Collected data
◇ ◇ ◇

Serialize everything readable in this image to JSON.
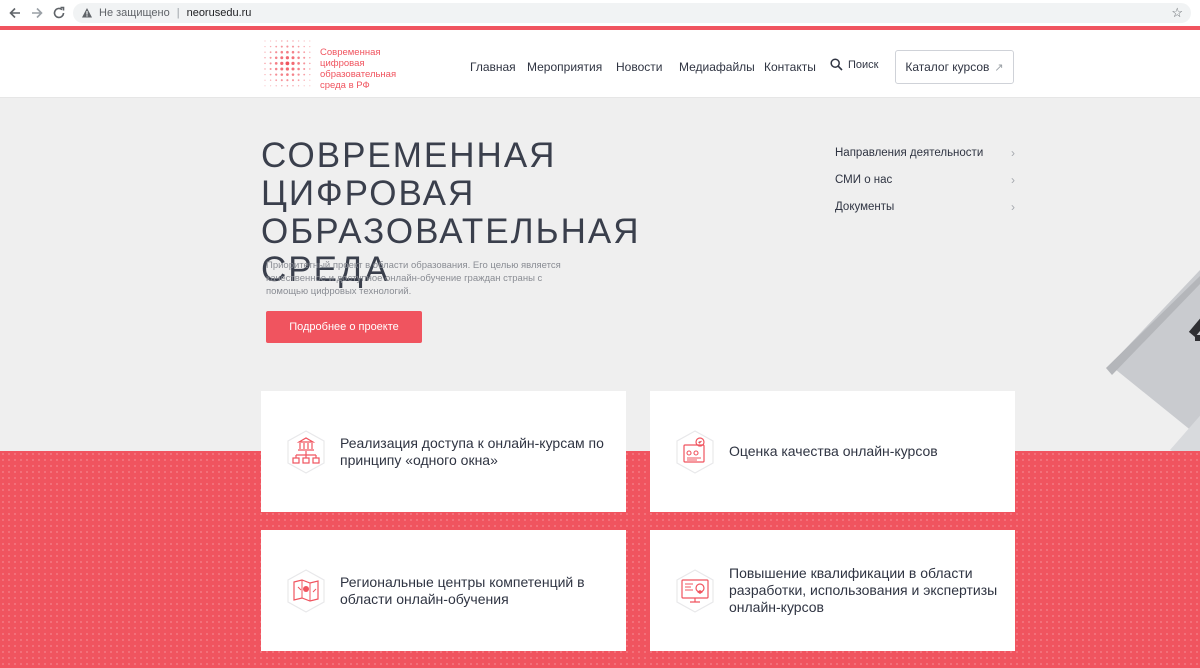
{
  "browser": {
    "security_label": "Не защищено",
    "url": "neorusedu.ru"
  },
  "header": {
    "logo_lines": [
      "Современная",
      "цифровая",
      "образовательная",
      "среда в РФ"
    ],
    "nav": [
      {
        "label": "Главная"
      },
      {
        "label": "Мероприятия"
      },
      {
        "label": "Новости"
      },
      {
        "label": "Медиафайлы"
      },
      {
        "label": "Контакты"
      }
    ],
    "search_label": "Поиск",
    "catalog_label": "Каталог курсов",
    "colors": {
      "accent": "#f0545f"
    }
  },
  "hero": {
    "title_lines": [
      "СОВРЕМЕННАЯ",
      "ЦИФРОВАЯ",
      "ОБРАЗОВАТЕЛЬНАЯ СРЕДА"
    ],
    "description": "Приоритетный проект в области образования. Его целью является качественное и доступное онлайн-обучение граждан страны с помощью цифровых технологий.",
    "button_label": "Подробнее о проекте"
  },
  "side_links": [
    {
      "label": "Направления деятельности"
    },
    {
      "label": "СМИ о нас"
    },
    {
      "label": "Документы"
    }
  ],
  "cards": [
    {
      "icon": "institution-network-icon",
      "text": "Реализация доступа к онлайн-курсам по принципу «одного окна»"
    },
    {
      "icon": "quality-assessment-icon",
      "text": "Оценка качества онлайн-курсов"
    },
    {
      "icon": "regional-map-icon",
      "text": "Региональные центры компетенций в области онлайн-обучения"
    },
    {
      "icon": "training-screen-icon",
      "text": "Повышение квалификации в области разработки, использования и экспертизы онлайн-курсов"
    }
  ]
}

◇ ◇ ◇

◆ Problem statement ◆
Pull out and copy each line containing the string "icon".

◆ The result ◆
      "icon": "institution-network-icon",
      "icon": "quality-assessment-icon",
      "icon": "regional-map-icon",
      "icon": "training-screen-icon",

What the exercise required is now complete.